EXERCISE DESCRIPTION => Print the listing that follows, character for character.
====================
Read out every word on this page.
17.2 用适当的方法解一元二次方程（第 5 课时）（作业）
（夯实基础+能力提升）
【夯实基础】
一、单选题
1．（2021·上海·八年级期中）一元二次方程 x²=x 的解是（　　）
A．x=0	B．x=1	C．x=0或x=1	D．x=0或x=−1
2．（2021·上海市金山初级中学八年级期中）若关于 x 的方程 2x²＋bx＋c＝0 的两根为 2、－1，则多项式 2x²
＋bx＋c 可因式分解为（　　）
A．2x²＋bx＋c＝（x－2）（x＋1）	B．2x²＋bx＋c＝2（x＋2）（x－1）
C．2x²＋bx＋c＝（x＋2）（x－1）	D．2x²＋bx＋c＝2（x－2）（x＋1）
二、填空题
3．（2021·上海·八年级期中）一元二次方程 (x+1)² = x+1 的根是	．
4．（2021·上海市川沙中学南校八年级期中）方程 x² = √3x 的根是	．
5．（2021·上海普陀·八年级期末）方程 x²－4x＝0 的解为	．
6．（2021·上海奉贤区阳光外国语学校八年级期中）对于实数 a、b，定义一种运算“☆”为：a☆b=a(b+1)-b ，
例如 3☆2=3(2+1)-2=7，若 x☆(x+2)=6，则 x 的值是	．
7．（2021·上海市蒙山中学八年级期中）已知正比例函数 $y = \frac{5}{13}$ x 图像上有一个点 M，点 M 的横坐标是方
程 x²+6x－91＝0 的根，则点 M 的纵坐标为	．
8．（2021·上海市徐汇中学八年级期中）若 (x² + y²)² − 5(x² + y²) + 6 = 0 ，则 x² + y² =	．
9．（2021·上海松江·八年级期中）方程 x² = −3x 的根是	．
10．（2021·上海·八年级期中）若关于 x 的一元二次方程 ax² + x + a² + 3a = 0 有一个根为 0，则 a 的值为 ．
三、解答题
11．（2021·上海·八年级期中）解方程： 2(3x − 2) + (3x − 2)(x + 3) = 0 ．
====================
EXERCISE OUTPUT =>
Read out every word on this page.
17.2 用适当的方法解一元二次方程（第 5 课时）（作业）
（夯实基础+能力提升）
【夯实基础】
一、单选题
1．（2021·上海·八年级期中）一元二次方程 x²=x 的解是（　　）
A．x=0	B．x=1	C．x=0或x=1	D．x=0或x=−1
2．（2021·上海市金山初级中学八年级期中）若关于 x 的方程 2x²＋bx＋c＝0 的两根为 2、－1，则多项式 2x²
＋bx＋c 可因式分解为（　　）
A．2x²＋bx＋c＝（x－2）（x＋1）	B．2x²＋bx＋c＝2（x＋2）（x－1）
C．2x²＋bx＋c＝（x＋2）（x－1）	D．2x²＋bx＋c＝2（x－2）（x＋1）
二、填空题
3．（2021·上海·八年级期中）一元二次方程 (x+1)² = x+1 的根是	．
4．（2021·上海市川沙中学南校八年级期中）方程 x² = √3x 的根是	．
5．（2021·上海普陀·八年级期末）方程 x²－4x＝0 的解为	．
6．（2021·上海奉贤区阳光外国语学校八年级期中）对于实数 a、b，定义一种运算“☆”为：a☆b=a(b+1)-b ，
例如 3☆2=3(2+1)-2=7，若 x☆(x+2)=6，则 x 的值是	．
7．（2021·上海市蒙山中学八年级期中）已知正比例函数 $y = \frac{5}{13}$ x 图像上有一个点 M，点 M 的横坐标是方
程 x²+6x－91＝0 的根，则点 M 的纵坐标为	．
8．（2021·上海市徐汇中学八年级期中）若 (x² + y²)² − 5(x² + y²) + 6 = 0 ，则 x² + y² =	．
9．（2021·上海松江·八年级期中）方程 x² = −3x 的根是	．
10．（2021·上海·八年级期中）若关于 x 的一元二次方程 ax² + x + a² + 3a = 0 有一个根为 0，则 a 的值为 ．
三、解答题
11．（2021·上海·八年级期中）解方程： 2(3x − 2) + (3x − 2)(x + 3) = 0 ．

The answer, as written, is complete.